───── Supplied records ─────
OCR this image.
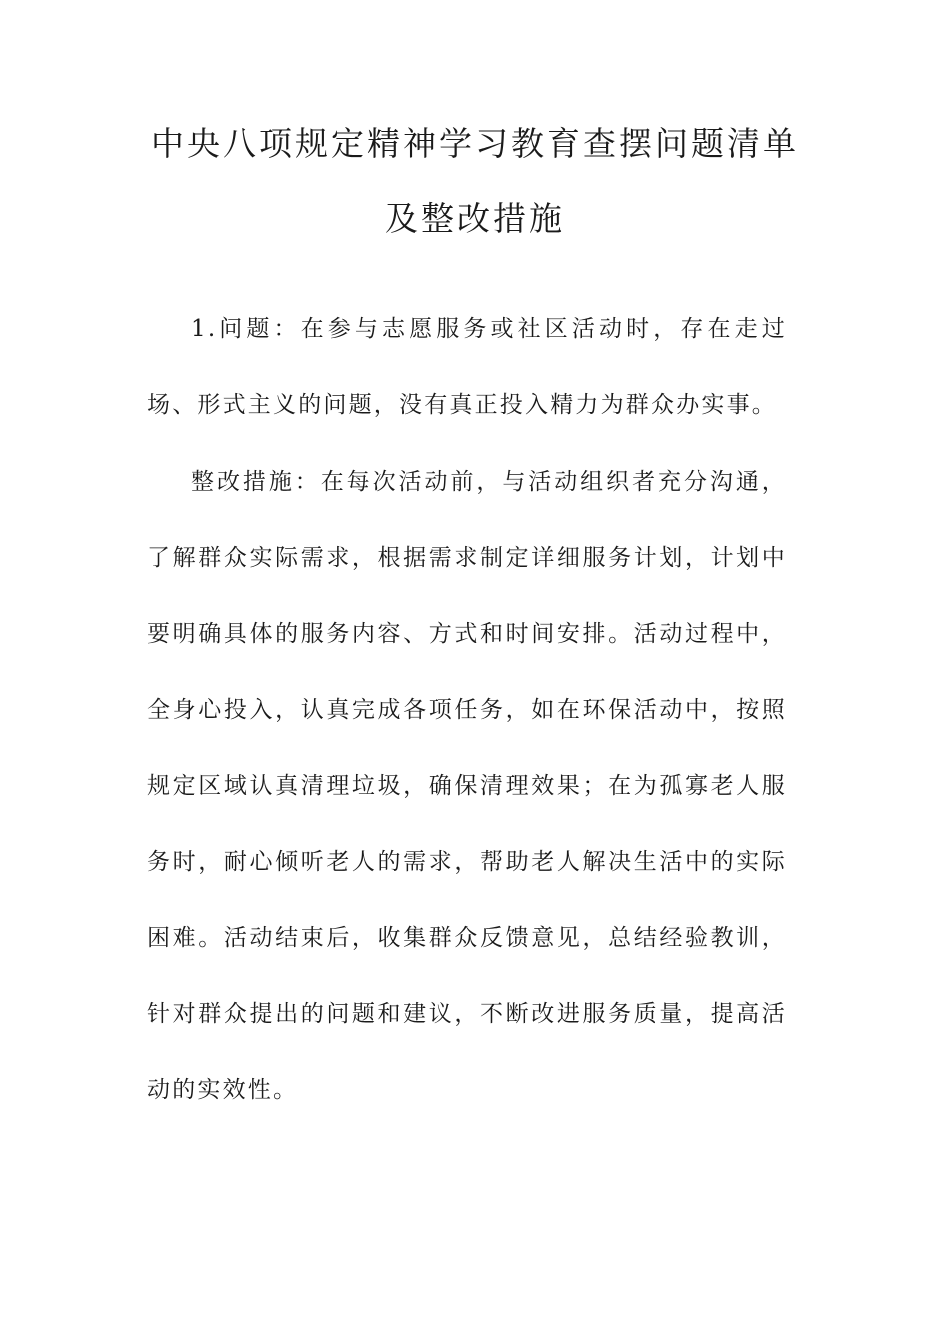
中央八项规定精神学习教育查摆问题清单
及整改措施

1.问题：在参与志愿服务或社区活动时，存在走过场、形式主义的问题，没有真正投入精力为群众办实事。

整改措施：在每次活动前，与活动组织者充分沟通，了解群众实际需求，根据需求制定详细服务计划，计划中要明确具体的服务内容、方式和时间安排。活动过程中，全身心投入，认真完成各项任务，如在环保活动中，按照规定区域认真清理垃圾，确保清理效果；在为孤寡老人服务时，耐心倾听老人的需求，帮助老人解决生活中的实际困难。活动结束后，收集群众反馈意见，总结经验教训，针对群众提出的问题和建议，不断改进服务质量，提高活动的实效性。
─────
**Task brief:**
Print the records above exactly as they stand, but leave out the pictures.

**Result below:**
OCR this image.
中央八项规定精神学习教育查摆问题清单
及整改措施

1.问题：在参与志愿服务或社区活动时，存在走过场、形式主义的问题，没有真正投入精力为群众办实事。

整改措施：在每次活动前，与活动组织者充分沟通，了解群众实际需求，根据需求制定详细服务计划，计划中要明确具体的服务内容、方式和时间安排。活动过程中，全身心投入，认真完成各项任务，如在环保活动中，按照规定区域认真清理垃圾，确保清理效果；在为孤寡老人服务时，耐心倾听老人的需求，帮助老人解决生活中的实际困难。活动结束后，收集群众反馈意见，总结经验教训，针对群众提出的问题和建议，不断改进服务质量，提高活动的实效性。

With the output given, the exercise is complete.